==== Records
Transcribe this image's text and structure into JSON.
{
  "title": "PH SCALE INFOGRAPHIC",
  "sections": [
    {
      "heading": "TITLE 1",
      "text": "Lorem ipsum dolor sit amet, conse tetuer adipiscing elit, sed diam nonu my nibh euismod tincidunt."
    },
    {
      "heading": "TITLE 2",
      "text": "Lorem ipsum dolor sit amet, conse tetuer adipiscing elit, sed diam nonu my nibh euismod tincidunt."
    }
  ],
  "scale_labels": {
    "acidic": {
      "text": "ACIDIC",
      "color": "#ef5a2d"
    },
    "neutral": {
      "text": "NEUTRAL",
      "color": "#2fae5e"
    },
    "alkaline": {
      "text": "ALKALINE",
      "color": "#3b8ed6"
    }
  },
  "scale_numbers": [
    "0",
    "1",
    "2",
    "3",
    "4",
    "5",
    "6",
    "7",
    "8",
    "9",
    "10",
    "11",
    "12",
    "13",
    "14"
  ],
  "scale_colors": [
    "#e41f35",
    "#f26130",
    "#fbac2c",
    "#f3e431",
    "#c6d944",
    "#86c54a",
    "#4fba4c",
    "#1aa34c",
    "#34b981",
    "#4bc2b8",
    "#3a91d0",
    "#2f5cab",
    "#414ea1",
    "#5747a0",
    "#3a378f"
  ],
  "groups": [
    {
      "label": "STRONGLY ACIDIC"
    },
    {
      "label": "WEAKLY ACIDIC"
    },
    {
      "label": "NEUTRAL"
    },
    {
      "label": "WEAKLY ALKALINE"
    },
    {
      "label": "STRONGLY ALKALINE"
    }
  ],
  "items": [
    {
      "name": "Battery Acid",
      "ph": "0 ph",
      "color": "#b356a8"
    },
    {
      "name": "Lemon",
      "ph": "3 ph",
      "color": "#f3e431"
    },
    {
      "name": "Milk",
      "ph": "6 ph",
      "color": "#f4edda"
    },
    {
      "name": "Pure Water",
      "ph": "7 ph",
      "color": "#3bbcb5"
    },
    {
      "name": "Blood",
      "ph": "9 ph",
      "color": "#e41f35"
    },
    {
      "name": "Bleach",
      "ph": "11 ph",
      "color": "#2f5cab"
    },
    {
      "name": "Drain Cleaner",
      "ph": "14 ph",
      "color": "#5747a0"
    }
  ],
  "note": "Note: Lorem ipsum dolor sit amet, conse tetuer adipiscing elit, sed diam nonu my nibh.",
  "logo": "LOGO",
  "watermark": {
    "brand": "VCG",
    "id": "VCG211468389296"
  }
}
========
==== Records
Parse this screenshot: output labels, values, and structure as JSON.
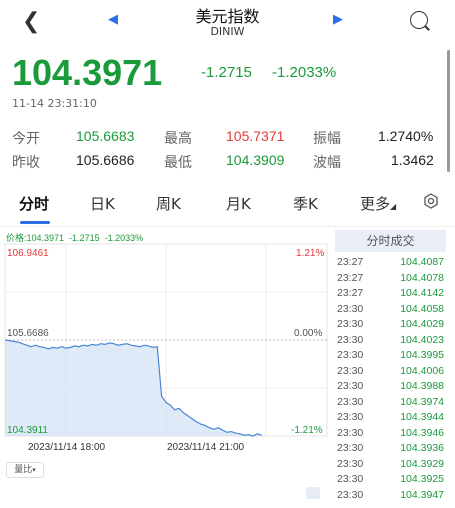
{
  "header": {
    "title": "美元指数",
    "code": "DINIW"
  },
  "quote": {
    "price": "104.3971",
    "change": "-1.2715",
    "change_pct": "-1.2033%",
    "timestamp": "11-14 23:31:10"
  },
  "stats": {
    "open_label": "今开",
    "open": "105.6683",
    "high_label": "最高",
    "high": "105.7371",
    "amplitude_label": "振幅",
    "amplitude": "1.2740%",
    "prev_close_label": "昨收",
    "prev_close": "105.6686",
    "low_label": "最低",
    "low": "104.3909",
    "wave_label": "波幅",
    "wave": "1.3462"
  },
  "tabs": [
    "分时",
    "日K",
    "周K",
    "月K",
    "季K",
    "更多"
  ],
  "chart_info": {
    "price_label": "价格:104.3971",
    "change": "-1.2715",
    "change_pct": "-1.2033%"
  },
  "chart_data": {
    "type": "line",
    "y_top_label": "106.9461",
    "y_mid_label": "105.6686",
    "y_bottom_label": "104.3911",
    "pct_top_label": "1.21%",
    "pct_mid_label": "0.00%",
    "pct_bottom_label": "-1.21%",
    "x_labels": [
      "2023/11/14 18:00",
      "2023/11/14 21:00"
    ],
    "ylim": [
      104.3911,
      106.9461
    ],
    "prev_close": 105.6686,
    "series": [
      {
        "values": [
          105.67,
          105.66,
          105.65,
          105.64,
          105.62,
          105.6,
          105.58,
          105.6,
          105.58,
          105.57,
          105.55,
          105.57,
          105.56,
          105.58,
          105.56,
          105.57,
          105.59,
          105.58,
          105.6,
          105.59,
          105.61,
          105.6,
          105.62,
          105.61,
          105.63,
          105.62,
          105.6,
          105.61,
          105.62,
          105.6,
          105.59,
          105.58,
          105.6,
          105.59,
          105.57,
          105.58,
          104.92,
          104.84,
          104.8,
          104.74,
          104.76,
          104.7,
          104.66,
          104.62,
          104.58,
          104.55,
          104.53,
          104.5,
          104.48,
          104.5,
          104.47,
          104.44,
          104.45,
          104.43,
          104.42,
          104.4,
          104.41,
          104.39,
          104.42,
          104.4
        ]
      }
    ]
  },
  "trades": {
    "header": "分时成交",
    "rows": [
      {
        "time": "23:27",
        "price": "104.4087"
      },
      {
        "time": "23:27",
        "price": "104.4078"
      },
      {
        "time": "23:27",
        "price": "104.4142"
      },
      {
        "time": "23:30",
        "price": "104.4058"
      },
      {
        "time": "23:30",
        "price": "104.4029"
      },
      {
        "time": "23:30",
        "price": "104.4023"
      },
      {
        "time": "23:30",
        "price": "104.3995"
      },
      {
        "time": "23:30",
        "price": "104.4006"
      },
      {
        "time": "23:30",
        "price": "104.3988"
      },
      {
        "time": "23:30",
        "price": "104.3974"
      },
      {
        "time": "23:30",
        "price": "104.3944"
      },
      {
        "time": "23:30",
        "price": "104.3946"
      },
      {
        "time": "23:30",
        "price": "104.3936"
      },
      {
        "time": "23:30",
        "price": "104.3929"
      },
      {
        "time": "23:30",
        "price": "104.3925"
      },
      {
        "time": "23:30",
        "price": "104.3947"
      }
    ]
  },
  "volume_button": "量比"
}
========
Task directions
Scan the lines for the string "JSON". Pick out every line that has it.

Result of the exercise
Transcribe this image's text and structure into JSON.
Parse this screenshot: output labels, values, and structure as JSON.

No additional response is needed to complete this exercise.